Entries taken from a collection
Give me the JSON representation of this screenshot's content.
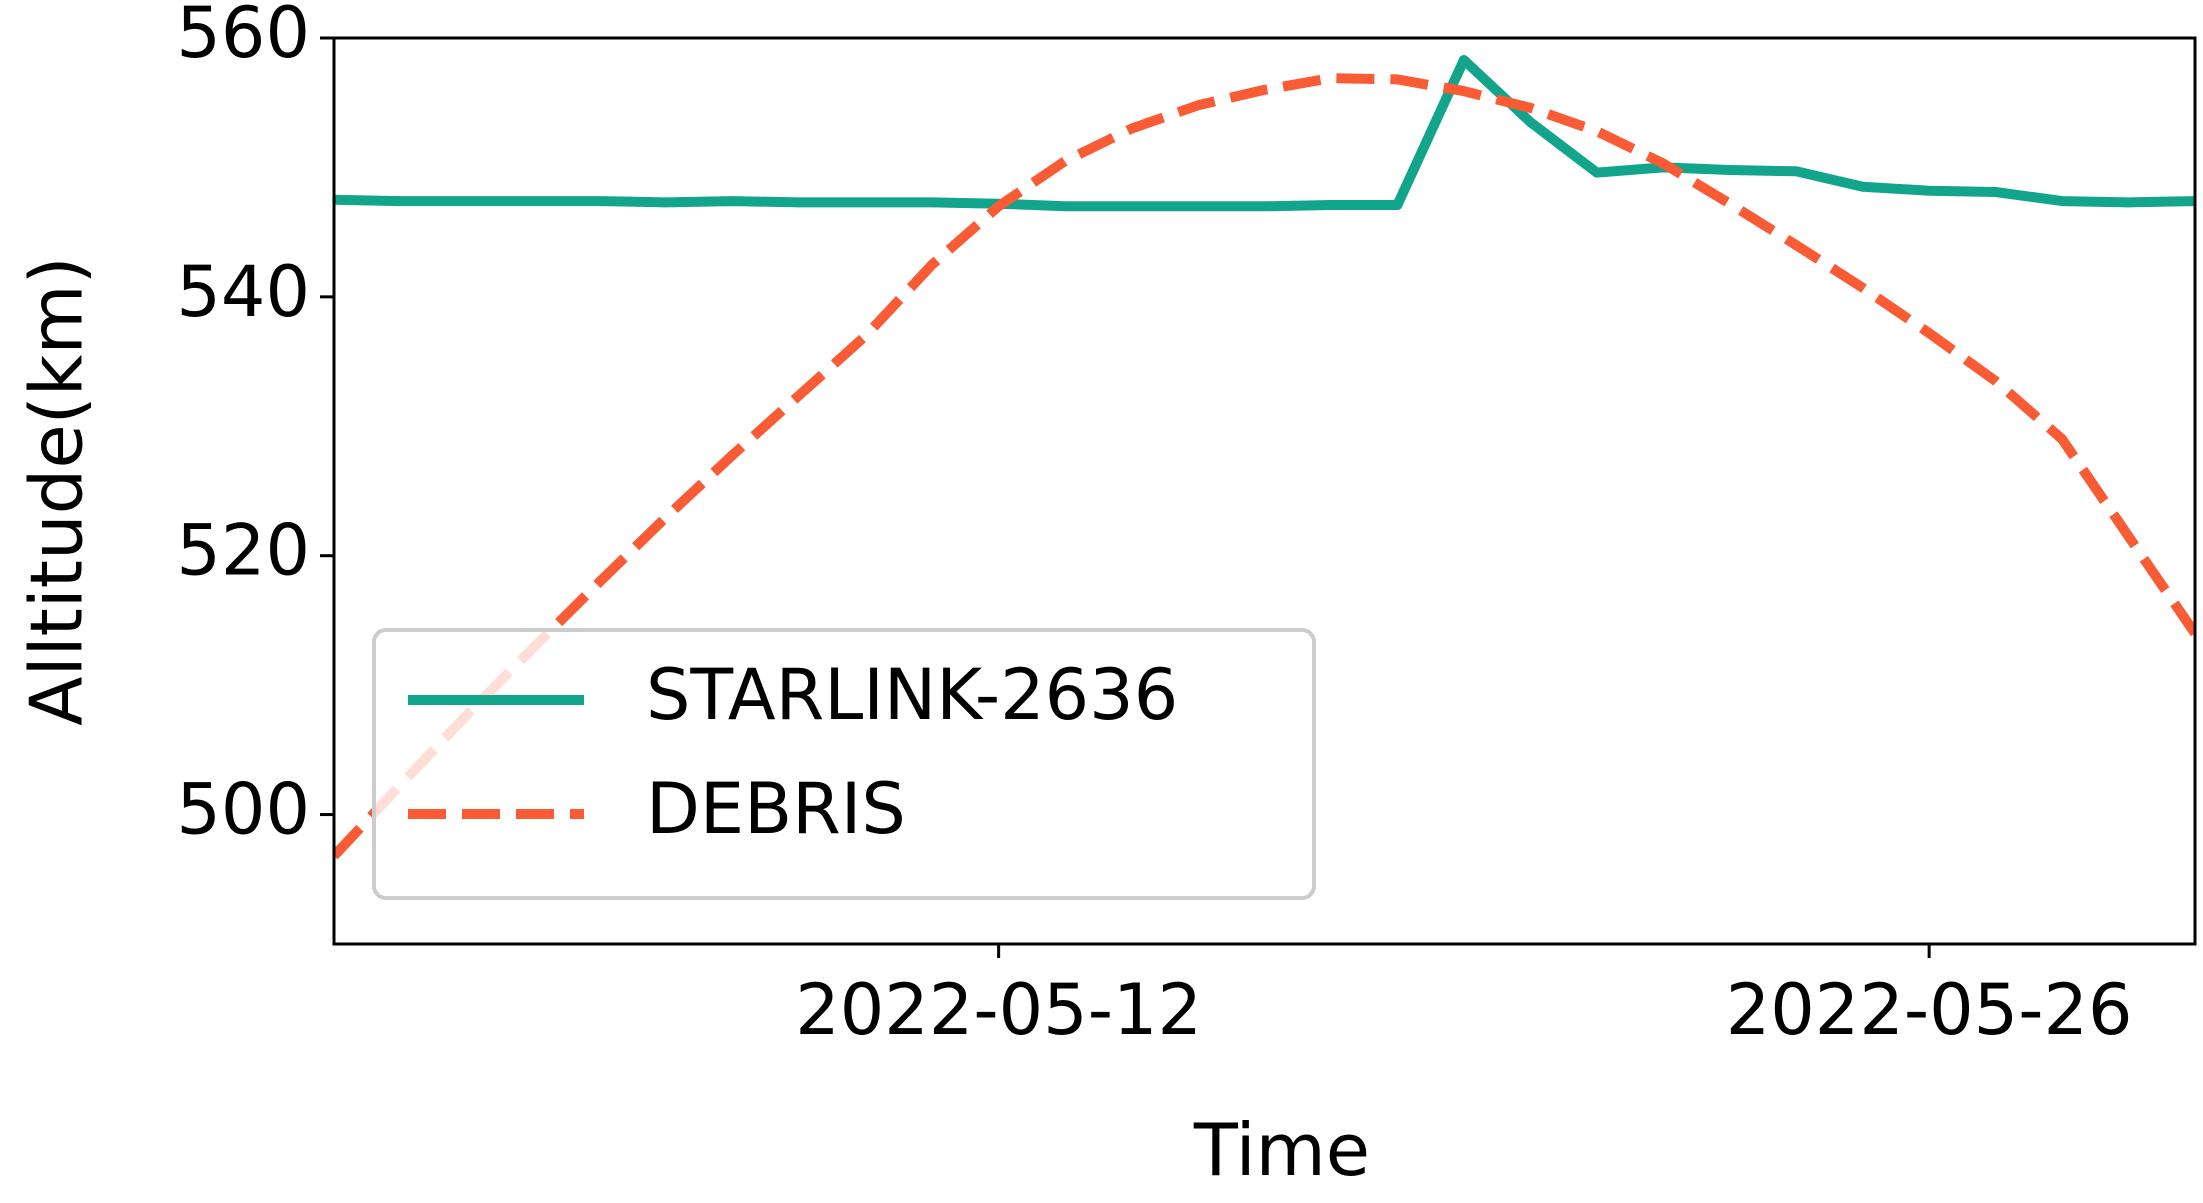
{
  "chart_data": {
    "type": "line",
    "x_label": "Time",
    "y_label": "Alltitude(km)",
    "x": [
      "2022-05-02",
      "2022-05-03",
      "2022-05-04",
      "2022-05-05",
      "2022-05-06",
      "2022-05-07",
      "2022-05-08",
      "2022-05-09",
      "2022-05-10",
      "2022-05-11",
      "2022-05-12",
      "2022-05-13",
      "2022-05-14",
      "2022-05-15",
      "2022-05-16",
      "2022-05-17",
      "2022-05-18",
      "2022-05-19",
      "2022-05-20",
      "2022-05-21",
      "2022-05-22",
      "2022-05-23",
      "2022-05-24",
      "2022-05-25",
      "2022-05-26",
      "2022-05-27",
      "2022-05-28",
      "2022-05-29",
      "2022-05-30"
    ],
    "series": [
      {
        "name": "STARLINK-2636",
        "color": "#13a58c",
        "dash": false,
        "values": [
          547.5,
          547.4,
          547.4,
          547.4,
          547.4,
          547.3,
          547.4,
          547.3,
          547.3,
          547.3,
          547.2,
          547.0,
          547.0,
          547.0,
          547.0,
          547.1,
          547.1,
          558.3,
          553.5,
          549.6,
          550.0,
          549.8,
          549.7,
          548.5,
          548.2,
          548.1,
          547.4,
          547.3,
          547.4
        ]
      },
      {
        "name": "DEBRIS",
        "color": "#f95b35",
        "dash": true,
        "values": [
          496.8,
          502.3,
          507.7,
          512.9,
          518.0,
          523.0,
          527.8,
          532.4,
          537.0,
          542.5,
          547.0,
          550.5,
          553.0,
          554.8,
          556.0,
          556.9,
          556.8,
          555.9,
          554.6,
          552.8,
          550.3,
          547.2,
          544.0,
          540.7,
          537.2,
          533.5,
          529.0,
          521.5,
          514.0
        ]
      }
    ],
    "xlim": [
      "2022-05-02",
      "2022-05-30"
    ],
    "xticks": [
      "2022-05-12",
      "2022-05-26"
    ],
    "ylim": [
      490,
      560
    ],
    "yticks": [
      500,
      520,
      540,
      560
    ],
    "legend": "lower left"
  }
}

- **WHAT THIS TASK INVOLVES**
The pictures in the entries should be left out; output everything else exactly.

- **THE REPLY**
Give me the JSON representation of this screenshot's content.
{
  "chart_data": {
    "type": "line",
    "x_label": "Time",
    "y_label": "Alltitude(km)",
    "x": [
      "2022-05-02",
      "2022-05-03",
      "2022-05-04",
      "2022-05-05",
      "2022-05-06",
      "2022-05-07",
      "2022-05-08",
      "2022-05-09",
      "2022-05-10",
      "2022-05-11",
      "2022-05-12",
      "2022-05-13",
      "2022-05-14",
      "2022-05-15",
      "2022-05-16",
      "2022-05-17",
      "2022-05-18",
      "2022-05-19",
      "2022-05-20",
      "2022-05-21",
      "2022-05-22",
      "2022-05-23",
      "2022-05-24",
      "2022-05-25",
      "2022-05-26",
      "2022-05-27",
      "2022-05-28",
      "2022-05-29",
      "2022-05-30"
    ],
    "series": [
      {
        "name": "STARLINK-2636",
        "color": "#13a58c",
        "dash": false,
        "values": [
          547.5,
          547.4,
          547.4,
          547.4,
          547.4,
          547.3,
          547.4,
          547.3,
          547.3,
          547.3,
          547.2,
          547.0,
          547.0,
          547.0,
          547.0,
          547.1,
          547.1,
          558.3,
          553.5,
          549.6,
          550.0,
          549.8,
          549.7,
          548.5,
          548.2,
          548.1,
          547.4,
          547.3,
          547.4
        ]
      },
      {
        "name": "DEBRIS",
        "color": "#f95b35",
        "dash": true,
        "values": [
          496.8,
          502.3,
          507.7,
          512.9,
          518.0,
          523.0,
          527.8,
          532.4,
          537.0,
          542.5,
          547.0,
          550.5,
          553.0,
          554.8,
          556.0,
          556.9,
          556.8,
          555.9,
          554.6,
          552.8,
          550.3,
          547.2,
          544.0,
          540.7,
          537.2,
          533.5,
          529.0,
          521.5,
          514.0
        ]
      }
    ],
    "xlim": [
      "2022-05-02",
      "2022-05-30"
    ],
    "xticks": [
      "2022-05-12",
      "2022-05-26"
    ],
    "ylim": [
      490,
      560
    ],
    "yticks": [
      500,
      520,
      540,
      560
    ],
    "legend": "lower left"
  }
}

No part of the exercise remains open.